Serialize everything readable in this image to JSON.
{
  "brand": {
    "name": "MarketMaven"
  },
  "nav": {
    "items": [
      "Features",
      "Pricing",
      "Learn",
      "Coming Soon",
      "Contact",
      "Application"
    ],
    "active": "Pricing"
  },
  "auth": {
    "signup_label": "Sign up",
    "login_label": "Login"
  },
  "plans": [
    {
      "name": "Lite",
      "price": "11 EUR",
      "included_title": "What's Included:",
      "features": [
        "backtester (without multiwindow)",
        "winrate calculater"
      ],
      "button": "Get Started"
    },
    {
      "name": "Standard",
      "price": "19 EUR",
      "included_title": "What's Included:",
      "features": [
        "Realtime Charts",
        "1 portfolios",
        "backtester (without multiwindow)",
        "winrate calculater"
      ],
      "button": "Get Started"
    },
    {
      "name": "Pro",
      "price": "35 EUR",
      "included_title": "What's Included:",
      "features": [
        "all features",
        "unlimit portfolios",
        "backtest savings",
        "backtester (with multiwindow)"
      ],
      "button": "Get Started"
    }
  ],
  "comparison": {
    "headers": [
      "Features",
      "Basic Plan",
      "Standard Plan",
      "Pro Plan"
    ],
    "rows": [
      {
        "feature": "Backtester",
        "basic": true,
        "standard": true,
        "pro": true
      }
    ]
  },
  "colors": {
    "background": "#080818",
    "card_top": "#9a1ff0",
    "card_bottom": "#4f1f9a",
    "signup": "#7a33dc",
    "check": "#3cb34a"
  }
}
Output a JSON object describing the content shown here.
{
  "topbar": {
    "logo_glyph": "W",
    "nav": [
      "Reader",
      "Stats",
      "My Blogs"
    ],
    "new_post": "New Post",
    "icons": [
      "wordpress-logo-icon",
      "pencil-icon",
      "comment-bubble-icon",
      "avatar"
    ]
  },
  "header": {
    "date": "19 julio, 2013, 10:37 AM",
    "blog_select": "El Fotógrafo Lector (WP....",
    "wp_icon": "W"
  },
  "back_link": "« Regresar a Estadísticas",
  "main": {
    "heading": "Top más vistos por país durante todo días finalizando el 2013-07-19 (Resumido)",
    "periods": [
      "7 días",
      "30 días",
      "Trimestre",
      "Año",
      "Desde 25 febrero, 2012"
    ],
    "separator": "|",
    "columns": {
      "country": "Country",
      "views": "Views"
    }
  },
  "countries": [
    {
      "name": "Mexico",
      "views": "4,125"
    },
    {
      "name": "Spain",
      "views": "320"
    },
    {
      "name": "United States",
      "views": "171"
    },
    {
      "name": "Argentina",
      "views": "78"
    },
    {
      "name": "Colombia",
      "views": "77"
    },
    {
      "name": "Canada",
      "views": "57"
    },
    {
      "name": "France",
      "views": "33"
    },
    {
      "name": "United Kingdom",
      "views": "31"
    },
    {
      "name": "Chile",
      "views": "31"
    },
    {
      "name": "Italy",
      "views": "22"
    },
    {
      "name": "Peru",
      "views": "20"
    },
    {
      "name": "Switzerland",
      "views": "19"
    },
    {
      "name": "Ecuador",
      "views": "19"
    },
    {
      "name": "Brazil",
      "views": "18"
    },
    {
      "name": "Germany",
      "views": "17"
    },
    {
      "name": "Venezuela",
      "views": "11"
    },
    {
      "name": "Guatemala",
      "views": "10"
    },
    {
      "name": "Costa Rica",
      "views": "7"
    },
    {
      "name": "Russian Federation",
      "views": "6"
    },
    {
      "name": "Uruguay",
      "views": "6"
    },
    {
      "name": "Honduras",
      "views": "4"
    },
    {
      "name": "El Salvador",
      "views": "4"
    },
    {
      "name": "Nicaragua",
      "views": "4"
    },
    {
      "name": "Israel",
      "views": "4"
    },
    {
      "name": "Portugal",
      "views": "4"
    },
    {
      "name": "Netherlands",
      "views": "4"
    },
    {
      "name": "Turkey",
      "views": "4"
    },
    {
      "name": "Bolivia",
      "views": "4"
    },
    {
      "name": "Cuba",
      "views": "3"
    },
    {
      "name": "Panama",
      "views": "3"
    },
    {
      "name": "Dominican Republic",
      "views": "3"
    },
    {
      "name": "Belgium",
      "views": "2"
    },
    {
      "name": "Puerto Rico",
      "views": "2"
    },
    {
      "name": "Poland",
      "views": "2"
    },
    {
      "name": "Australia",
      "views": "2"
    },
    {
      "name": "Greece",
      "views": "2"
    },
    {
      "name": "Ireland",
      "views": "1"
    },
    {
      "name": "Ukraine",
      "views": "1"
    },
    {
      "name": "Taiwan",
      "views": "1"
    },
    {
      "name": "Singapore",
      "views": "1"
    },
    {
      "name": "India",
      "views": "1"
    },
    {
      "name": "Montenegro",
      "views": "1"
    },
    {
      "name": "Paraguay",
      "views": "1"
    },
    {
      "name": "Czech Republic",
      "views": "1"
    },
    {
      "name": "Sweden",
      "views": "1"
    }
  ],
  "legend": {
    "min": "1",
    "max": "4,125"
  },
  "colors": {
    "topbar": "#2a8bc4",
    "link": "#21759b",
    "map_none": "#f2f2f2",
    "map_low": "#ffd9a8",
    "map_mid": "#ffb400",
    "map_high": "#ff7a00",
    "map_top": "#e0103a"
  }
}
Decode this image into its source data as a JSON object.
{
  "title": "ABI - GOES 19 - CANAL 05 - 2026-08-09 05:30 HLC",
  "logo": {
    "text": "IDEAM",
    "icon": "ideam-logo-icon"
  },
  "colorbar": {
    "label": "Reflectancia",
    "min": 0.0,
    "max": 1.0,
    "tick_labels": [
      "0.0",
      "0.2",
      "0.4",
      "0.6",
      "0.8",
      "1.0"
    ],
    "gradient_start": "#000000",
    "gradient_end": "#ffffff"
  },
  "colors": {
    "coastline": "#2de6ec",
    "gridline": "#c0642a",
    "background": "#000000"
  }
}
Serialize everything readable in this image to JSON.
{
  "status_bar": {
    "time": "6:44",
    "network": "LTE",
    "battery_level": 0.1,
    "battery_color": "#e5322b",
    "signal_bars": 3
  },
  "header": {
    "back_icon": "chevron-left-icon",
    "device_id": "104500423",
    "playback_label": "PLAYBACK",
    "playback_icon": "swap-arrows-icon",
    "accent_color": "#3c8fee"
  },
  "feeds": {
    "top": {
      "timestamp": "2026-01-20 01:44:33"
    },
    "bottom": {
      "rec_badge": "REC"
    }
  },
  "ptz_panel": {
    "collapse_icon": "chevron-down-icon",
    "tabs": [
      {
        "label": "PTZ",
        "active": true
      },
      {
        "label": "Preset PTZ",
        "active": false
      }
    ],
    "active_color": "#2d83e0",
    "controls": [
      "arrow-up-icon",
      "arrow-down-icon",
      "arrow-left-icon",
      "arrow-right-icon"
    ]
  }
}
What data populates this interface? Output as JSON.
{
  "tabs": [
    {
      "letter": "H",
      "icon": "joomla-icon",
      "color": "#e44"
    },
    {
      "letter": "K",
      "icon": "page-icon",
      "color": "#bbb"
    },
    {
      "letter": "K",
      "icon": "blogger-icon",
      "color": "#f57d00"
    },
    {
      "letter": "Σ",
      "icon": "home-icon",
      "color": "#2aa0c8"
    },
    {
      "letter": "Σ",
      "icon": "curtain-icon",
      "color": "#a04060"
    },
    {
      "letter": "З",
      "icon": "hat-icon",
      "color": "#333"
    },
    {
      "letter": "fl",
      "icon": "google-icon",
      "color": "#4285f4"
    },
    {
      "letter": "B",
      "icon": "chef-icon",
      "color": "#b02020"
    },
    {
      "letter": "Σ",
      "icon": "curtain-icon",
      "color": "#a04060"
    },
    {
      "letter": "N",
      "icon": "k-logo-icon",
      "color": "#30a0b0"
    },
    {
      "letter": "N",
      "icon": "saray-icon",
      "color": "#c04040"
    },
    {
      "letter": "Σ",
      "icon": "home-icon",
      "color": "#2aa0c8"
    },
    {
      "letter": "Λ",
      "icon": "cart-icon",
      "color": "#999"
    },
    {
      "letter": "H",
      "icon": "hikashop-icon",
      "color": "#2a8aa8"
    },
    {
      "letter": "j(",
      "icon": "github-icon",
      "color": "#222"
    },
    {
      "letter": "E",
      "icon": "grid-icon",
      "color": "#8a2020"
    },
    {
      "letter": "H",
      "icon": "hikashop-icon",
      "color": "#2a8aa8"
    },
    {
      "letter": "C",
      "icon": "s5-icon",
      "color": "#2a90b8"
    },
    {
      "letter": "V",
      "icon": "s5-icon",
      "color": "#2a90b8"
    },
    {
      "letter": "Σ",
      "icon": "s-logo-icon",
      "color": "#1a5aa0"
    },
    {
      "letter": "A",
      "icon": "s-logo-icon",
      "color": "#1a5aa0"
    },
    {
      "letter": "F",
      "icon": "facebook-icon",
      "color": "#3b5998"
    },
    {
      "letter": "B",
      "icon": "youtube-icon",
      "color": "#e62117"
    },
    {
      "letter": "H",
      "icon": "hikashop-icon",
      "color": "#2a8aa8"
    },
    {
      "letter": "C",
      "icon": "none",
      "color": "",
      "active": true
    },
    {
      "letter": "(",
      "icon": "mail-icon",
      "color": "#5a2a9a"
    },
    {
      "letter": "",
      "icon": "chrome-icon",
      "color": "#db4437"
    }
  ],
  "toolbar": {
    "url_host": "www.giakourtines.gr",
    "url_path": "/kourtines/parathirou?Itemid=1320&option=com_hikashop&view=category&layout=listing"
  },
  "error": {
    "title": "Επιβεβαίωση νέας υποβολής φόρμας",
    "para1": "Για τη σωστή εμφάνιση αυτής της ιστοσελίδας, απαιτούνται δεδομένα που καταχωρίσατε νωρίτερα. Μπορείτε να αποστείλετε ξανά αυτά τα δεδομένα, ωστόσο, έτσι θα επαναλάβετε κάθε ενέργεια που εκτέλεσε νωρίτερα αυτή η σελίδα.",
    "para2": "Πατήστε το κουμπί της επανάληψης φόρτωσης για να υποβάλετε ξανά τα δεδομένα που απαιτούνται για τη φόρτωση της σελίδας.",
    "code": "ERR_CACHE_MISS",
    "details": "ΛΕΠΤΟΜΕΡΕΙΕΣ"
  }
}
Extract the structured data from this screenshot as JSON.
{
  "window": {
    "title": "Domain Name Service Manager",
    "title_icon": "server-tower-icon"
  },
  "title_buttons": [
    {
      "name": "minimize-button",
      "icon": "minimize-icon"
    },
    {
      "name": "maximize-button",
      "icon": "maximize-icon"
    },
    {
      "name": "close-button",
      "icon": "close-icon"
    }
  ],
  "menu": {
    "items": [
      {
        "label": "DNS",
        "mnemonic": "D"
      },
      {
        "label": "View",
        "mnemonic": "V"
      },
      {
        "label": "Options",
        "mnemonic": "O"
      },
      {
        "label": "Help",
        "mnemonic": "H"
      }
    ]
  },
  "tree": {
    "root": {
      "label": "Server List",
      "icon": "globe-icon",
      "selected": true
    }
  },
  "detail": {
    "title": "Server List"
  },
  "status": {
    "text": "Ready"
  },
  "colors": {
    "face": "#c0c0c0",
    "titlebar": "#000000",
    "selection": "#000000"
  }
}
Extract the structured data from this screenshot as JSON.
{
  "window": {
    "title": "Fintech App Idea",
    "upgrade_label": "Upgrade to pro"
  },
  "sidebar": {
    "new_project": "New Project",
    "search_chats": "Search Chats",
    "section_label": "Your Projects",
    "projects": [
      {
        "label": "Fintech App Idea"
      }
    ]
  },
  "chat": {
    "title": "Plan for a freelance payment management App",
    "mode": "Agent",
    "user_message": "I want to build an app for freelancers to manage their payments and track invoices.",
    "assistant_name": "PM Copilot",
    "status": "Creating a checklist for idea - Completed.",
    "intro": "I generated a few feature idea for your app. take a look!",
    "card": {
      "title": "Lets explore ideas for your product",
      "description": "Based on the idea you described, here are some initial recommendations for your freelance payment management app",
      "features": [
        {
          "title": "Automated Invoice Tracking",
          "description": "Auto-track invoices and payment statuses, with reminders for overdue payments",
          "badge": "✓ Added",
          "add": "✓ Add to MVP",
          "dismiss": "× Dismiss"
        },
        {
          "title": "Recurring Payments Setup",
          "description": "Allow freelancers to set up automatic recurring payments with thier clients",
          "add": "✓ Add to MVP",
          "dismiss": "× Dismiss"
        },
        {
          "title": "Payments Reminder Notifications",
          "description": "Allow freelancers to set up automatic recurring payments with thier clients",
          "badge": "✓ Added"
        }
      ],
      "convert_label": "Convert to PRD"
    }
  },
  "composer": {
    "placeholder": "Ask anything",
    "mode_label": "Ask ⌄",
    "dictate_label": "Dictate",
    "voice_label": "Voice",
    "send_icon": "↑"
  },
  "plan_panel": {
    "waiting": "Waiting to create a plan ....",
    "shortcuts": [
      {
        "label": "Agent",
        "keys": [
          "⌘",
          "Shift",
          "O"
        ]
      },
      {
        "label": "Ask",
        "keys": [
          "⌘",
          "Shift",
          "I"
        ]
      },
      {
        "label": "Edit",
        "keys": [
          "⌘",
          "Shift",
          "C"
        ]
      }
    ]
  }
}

- **EXERCISE REQUIREMENTS**
Identify each line of the material where the word "mnemonic" shows up, and copy it.

- **ANSWER FOR THIS EXERCISE**
        "mnemonic": "D"
        "mnemonic": "V"
        "mnemonic": "O"
        "mnemonic": "H"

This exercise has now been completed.